==== Data for the task
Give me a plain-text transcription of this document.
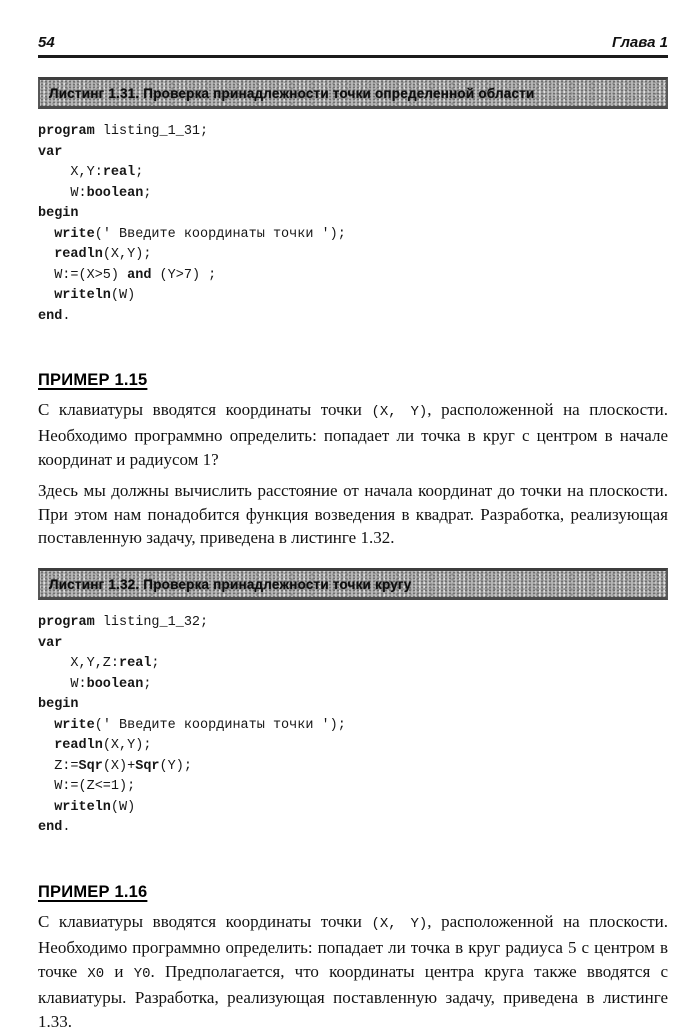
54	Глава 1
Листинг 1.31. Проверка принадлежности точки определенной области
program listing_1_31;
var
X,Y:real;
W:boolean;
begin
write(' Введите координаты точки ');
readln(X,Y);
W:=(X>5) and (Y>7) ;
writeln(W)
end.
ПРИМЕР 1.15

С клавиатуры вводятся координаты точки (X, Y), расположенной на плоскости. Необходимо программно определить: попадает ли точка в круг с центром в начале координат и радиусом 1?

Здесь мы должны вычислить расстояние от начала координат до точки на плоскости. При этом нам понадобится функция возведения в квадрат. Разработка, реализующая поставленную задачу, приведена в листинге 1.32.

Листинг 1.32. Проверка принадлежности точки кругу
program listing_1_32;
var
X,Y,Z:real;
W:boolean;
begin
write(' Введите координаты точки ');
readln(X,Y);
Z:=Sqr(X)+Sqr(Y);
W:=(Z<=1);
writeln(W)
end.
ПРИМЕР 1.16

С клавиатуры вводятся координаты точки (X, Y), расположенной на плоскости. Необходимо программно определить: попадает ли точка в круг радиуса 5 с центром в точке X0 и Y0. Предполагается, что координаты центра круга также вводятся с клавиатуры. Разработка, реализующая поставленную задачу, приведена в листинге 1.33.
========
◆ Problem details
Take each line containing the string "реализующая" and copy it out.

◆ Output below
Здесь мы должны вычислить расстояние от начала координат до точки на плоскости. При этом нам понадобится функция возведения в квадрат. Разработка, реализующая поставленную задачу, приведена в листинге 1.32.
С клавиатуры вводятся координаты точки (X, Y), расположенной на плоскости. Необходимо программно определить: попадает ли точка в круг радиуса 5 с центром в точке X0 и Y0. Предполагается, что координаты центра круга также вводятся с клавиатуры. Разработка, реализующая поставленную задачу, приведена в листинге 1.33.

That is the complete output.